DATA SHOWN start
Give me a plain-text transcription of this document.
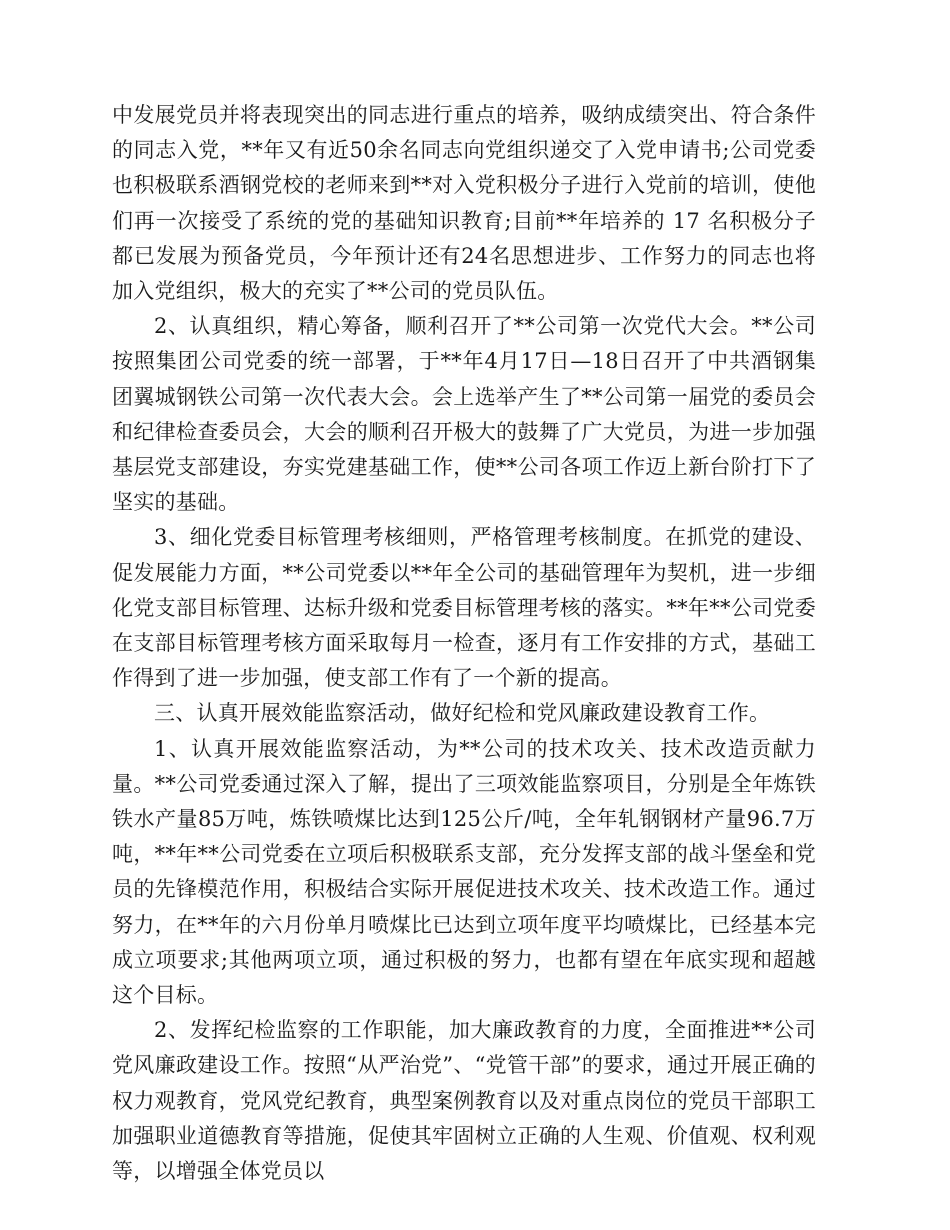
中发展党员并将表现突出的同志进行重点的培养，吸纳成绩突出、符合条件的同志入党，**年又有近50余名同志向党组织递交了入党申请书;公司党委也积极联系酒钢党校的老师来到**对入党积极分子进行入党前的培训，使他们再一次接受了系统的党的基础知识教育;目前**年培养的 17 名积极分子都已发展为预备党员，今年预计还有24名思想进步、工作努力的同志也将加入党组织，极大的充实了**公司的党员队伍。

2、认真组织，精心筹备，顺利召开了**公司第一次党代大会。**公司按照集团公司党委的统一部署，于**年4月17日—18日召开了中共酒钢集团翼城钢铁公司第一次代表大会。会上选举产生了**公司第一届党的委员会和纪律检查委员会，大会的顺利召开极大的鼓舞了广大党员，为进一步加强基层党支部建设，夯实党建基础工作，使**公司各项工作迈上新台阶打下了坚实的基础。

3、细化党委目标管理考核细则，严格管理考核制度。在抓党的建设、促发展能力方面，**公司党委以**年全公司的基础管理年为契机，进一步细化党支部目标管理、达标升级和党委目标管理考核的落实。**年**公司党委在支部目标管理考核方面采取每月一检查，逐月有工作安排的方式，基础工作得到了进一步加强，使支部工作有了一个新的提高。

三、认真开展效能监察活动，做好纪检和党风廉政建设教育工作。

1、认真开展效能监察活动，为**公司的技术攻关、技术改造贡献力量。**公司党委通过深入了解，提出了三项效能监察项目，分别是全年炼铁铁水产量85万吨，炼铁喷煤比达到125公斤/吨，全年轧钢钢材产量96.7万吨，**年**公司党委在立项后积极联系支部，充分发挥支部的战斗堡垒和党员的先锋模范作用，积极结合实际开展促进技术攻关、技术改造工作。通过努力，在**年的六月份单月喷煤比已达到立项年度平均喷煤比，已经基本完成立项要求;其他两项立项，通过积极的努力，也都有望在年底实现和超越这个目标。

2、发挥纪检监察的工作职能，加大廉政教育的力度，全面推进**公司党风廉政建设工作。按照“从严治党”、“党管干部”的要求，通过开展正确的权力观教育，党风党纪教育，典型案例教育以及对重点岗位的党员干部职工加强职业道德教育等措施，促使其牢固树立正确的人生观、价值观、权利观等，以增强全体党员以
DATA SHOWN end
## REQUIRED TASK
The records above must be printed exactly; the pictures stay out.

## SOLUTION TO THIS TASK
Give me a plain-text transcription of this document.
中发展党员并将表现突出的同志进行重点的培养，吸纳成绩突出、符合条件的同志入党，**年又有近50余名同志向党组织递交了入党申请书;公司党委也积极联系酒钢党校的老师来到**对入党积极分子进行入党前的培训，使他们再一次接受了系统的党的基础知识教育;目前**年培养的 17 名积极分子都已发展为预备党员，今年预计还有24名思想进步、工作努力的同志也将加入党组织，极大的充实了**公司的党员队伍。

2、认真组织，精心筹备，顺利召开了**公司第一次党代大会。**公司按照集团公司党委的统一部署，于**年4月17日—18日召开了中共酒钢集团翼城钢铁公司第一次代表大会。会上选举产生了**公司第一届党的委员会和纪律检查委员会，大会的顺利召开极大的鼓舞了广大党员，为进一步加强基层党支部建设，夯实党建基础工作，使**公司各项工作迈上新台阶打下了坚实的基础。

3、细化党委目标管理考核细则，严格管理考核制度。在抓党的建设、促发展能力方面，**公司党委以**年全公司的基础管理年为契机，进一步细化党支部目标管理、达标升级和党委目标管理考核的落实。**年**公司党委在支部目标管理考核方面采取每月一检查，逐月有工作安排的方式，基础工作得到了进一步加强，使支部工作有了一个新的提高。

三、认真开展效能监察活动，做好纪检和党风廉政建设教育工作。

1、认真开展效能监察活动，为**公司的技术攻关、技术改造贡献力量。**公司党委通过深入了解，提出了三项效能监察项目，分别是全年炼铁铁水产量85万吨，炼铁喷煤比达到125公斤/吨，全年轧钢钢材产量96.7万吨，**年**公司党委在立项后积极联系支部，充分发挥支部的战斗堡垒和党员的先锋模范作用，积极结合实际开展促进技术攻关、技术改造工作。通过努力，在**年的六月份单月喷煤比已达到立项年度平均喷煤比，已经基本完成立项要求;其他两项立项，通过积极的努力，也都有望在年底实现和超越这个目标。

2、发挥纪检监察的工作职能，加大廉政教育的力度，全面推进**公司党风廉政建设工作。按照“从严治党”、“党管干部”的要求，通过开展正确的权力观教育，党风党纪教育，典型案例教育以及对重点岗位的党员干部职工加强职业道德教育等措施，促使其牢固树立正确的人生观、价值观、权利观等，以增强全体党员以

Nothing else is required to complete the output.